● EXERCISE DESCRIPTION
In the entries below, how many lines hold the string "screenshot"? Give only the number.

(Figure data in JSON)
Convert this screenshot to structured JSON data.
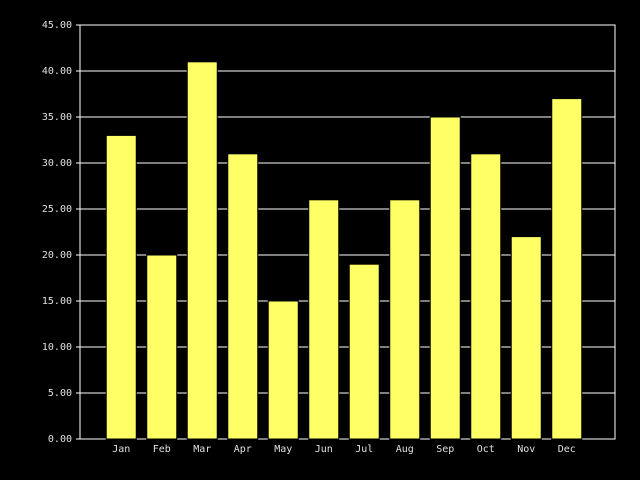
{
  "chart_data": {
    "type": "bar",
    "categories": [
      "Jan",
      "Feb",
      "Mar",
      "Apr",
      "May",
      "Jun",
      "Jul",
      "Aug",
      "Sep",
      "Oct",
      "Nov",
      "Dec"
    ],
    "values": [
      33,
      20,
      41,
      31,
      15,
      26,
      19,
      26,
      35,
      31,
      22,
      37
    ],
    "color": "#ffff66",
    "ylim": [
      0,
      45
    ],
    "yticks": [
      {
        "value": 0,
        "label": "0.00"
      },
      {
        "value": 5,
        "label": "5.00"
      },
      {
        "value": 10,
        "label": "10.00"
      },
      {
        "value": 15,
        "label": "15.00"
      },
      {
        "value": 20,
        "label": "20.00"
      },
      {
        "value": 25,
        "label": "25.00"
      },
      {
        "value": 30,
        "label": "30.00"
      },
      {
        "value": 35,
        "label": "35.00"
      },
      {
        "value": 40,
        "label": "40.00"
      },
      {
        "value": 45,
        "label": "45.00"
      }
    ],
    "grid": true
  }
}
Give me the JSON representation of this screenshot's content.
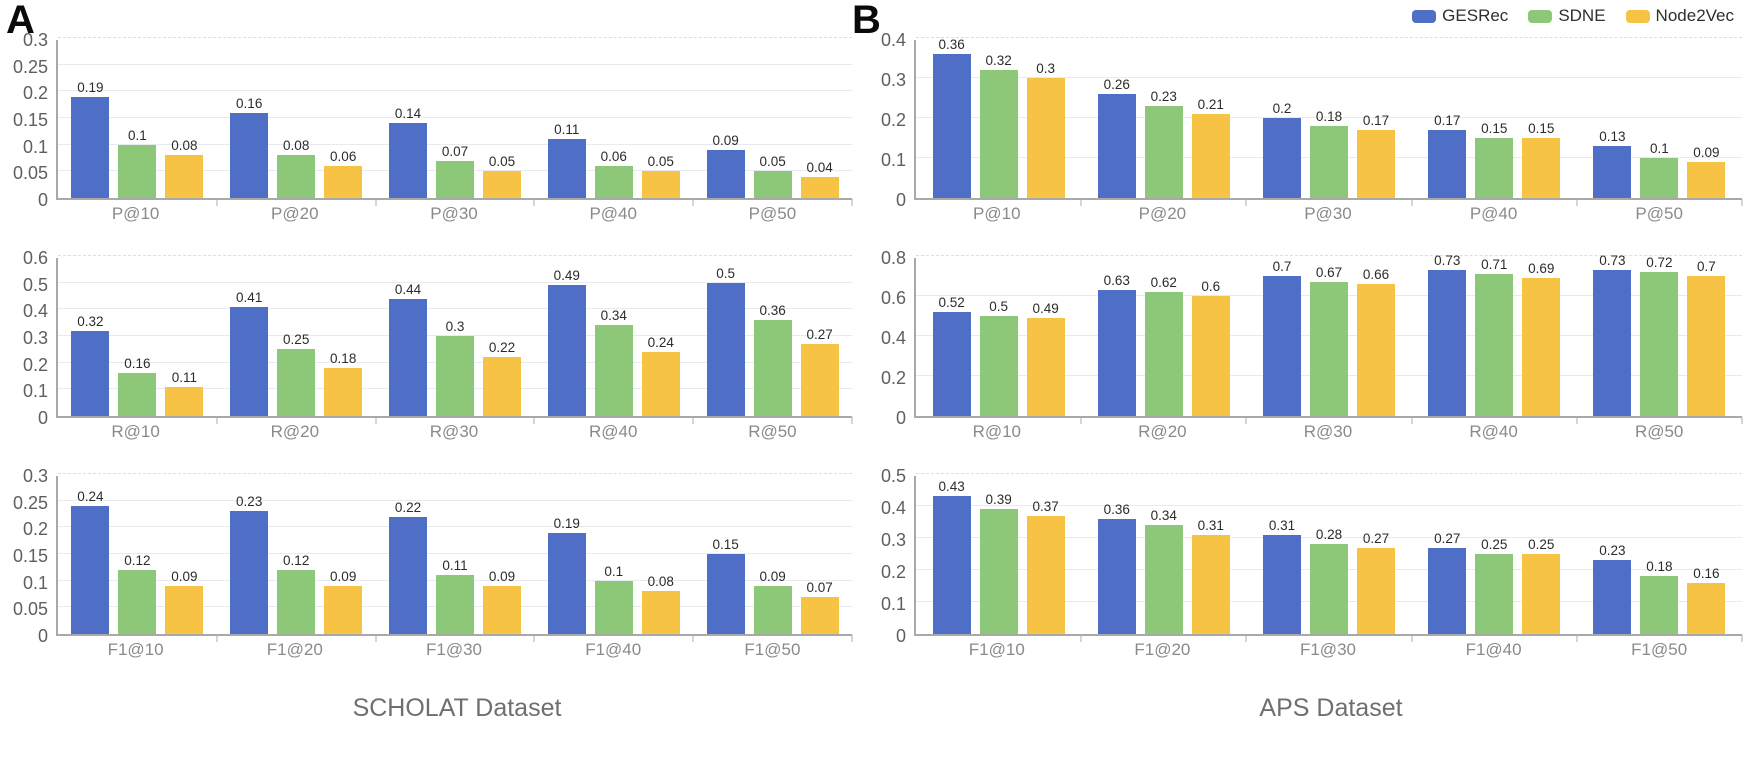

● TASK SOLUTION
2